Goal: Each entry below should be reproduced character for character.
*** Dataset content ***
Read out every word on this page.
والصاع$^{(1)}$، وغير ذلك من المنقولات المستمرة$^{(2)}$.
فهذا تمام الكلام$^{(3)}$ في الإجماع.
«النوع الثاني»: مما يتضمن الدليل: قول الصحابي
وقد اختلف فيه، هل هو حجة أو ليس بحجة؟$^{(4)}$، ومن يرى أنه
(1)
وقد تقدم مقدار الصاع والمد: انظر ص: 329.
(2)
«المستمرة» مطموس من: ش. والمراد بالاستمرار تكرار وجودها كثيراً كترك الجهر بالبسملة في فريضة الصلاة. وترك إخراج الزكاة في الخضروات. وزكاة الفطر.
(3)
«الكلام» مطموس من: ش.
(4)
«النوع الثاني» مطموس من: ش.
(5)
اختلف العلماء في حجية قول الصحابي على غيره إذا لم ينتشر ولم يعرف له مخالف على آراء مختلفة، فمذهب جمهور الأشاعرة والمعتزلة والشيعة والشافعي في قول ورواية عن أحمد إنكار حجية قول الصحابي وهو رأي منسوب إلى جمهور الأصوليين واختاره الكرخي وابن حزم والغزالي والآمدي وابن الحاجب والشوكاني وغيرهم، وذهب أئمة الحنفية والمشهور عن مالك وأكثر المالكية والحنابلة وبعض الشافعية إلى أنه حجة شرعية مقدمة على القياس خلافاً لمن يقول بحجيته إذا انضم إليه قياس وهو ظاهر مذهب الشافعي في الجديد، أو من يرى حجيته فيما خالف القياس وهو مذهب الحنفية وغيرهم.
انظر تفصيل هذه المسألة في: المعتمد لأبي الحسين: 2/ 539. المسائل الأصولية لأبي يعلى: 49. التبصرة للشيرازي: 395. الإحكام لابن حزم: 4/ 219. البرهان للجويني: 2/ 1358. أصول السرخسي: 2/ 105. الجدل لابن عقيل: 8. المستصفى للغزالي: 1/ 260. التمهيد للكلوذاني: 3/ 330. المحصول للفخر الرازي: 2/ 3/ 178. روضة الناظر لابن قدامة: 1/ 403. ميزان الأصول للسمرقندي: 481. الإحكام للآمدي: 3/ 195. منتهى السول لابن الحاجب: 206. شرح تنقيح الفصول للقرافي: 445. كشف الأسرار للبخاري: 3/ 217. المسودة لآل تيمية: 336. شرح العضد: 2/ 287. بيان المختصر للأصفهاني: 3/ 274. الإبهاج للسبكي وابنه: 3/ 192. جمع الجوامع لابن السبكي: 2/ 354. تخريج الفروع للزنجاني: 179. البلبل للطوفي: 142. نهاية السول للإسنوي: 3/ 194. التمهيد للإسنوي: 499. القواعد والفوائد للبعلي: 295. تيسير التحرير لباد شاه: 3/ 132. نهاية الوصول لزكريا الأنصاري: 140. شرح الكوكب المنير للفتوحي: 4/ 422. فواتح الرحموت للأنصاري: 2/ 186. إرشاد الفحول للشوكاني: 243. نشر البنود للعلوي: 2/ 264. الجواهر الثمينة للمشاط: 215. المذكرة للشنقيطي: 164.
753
***
Answer to this exercise:
Read out every word on this page.
والصاع$^{(1)}$، وغير ذلك من المنقولات المستمرة$^{(2)}$.
فهذا تمام الكلام$^{(3)}$ في الإجماع.
«النوع الثاني»: مما يتضمن الدليل: قول الصحابي
وقد اختلف فيه، هل هو حجة أو ليس بحجة؟$^{(4)}$، ومن يرى أنه
(1)
وقد تقدم مقدار الصاع والمد: انظر ص: 329.
(2)
«المستمرة» مطموس من: ش. والمراد بالاستمرار تكرار وجودها كثيراً كترك الجهر بالبسملة في فريضة الصلاة. وترك إخراج الزكاة في الخضروات. وزكاة الفطر.
(3)
«الكلام» مطموس من: ش.
(4)
«النوع الثاني» مطموس من: ش.
(5)
اختلف العلماء في حجية قول الصحابي على غيره إذا لم ينتشر ولم يعرف له مخالف على آراء مختلفة، فمذهب جمهور الأشاعرة والمعتزلة والشيعة والشافعي في قول ورواية عن أحمد إنكار حجية قول الصحابي وهو رأي منسوب إلى جمهور الأصوليين واختاره الكرخي وابن حزم والغزالي والآمدي وابن الحاجب والشوكاني وغيرهم، وذهب أئمة الحنفية والمشهور عن مالك وأكثر المالكية والحنابلة وبعض الشافعية إلى أنه حجة شرعية مقدمة على القياس خلافاً لمن يقول بحجيته إذا انضم إليه قياس وهو ظاهر مذهب الشافعي في الجديد، أو من يرى حجيته فيما خالف القياس وهو مذهب الحنفية وغيرهم.
انظر تفصيل هذه المسألة في: المعتمد لأبي الحسين: 2/ 539. المسائل الأصولية لأبي يعلى: 49. التبصرة للشيرازي: 395. الإحكام لابن حزم: 4/ 219. البرهان للجويني: 2/ 1358. أصول السرخسي: 2/ 105. الجدل لابن عقيل: 8. المستصفى للغزالي: 1/ 260. التمهيد للكلوذاني: 3/ 330. المحصول للفخر الرازي: 2/ 3/ 178. روضة الناظر لابن قدامة: 1/ 403. ميزان الأصول للسمرقندي: 481. الإحكام للآمدي: 3/ 195. منتهى السول لابن الحاجب: 206. شرح تنقيح الفصول للقرافي: 445. كشف الأسرار للبخاري: 3/ 217. المسودة لآل تيمية: 336. شرح العضد: 2/ 287. بيان المختصر للأصفهاني: 3/ 274. الإبهاج للسبكي وابنه: 3/ 192. جمع الجوامع لابن السبكي: 2/ 354. تخريج الفروع للزنجاني: 179. البلبل للطوفي: 142. نهاية السول للإسنوي: 3/ 194. التمهيد للإسنوي: 499. القواعد والفوائد للبعلي: 295. تيسير التحرير لباد شاه: 3/ 132. نهاية الوصول لزكريا الأنصاري: 140. شرح الكوكب المنير للفتوحي: 4/ 422. فواتح الرحموت للأنصاري: 2/ 186. إرشاد الفحول للشوكاني: 243. نشر البنود للعلوي: 2/ 264. الجواهر الثمينة للمشاط: 215. المذكرة للشنقيطي: 164.
753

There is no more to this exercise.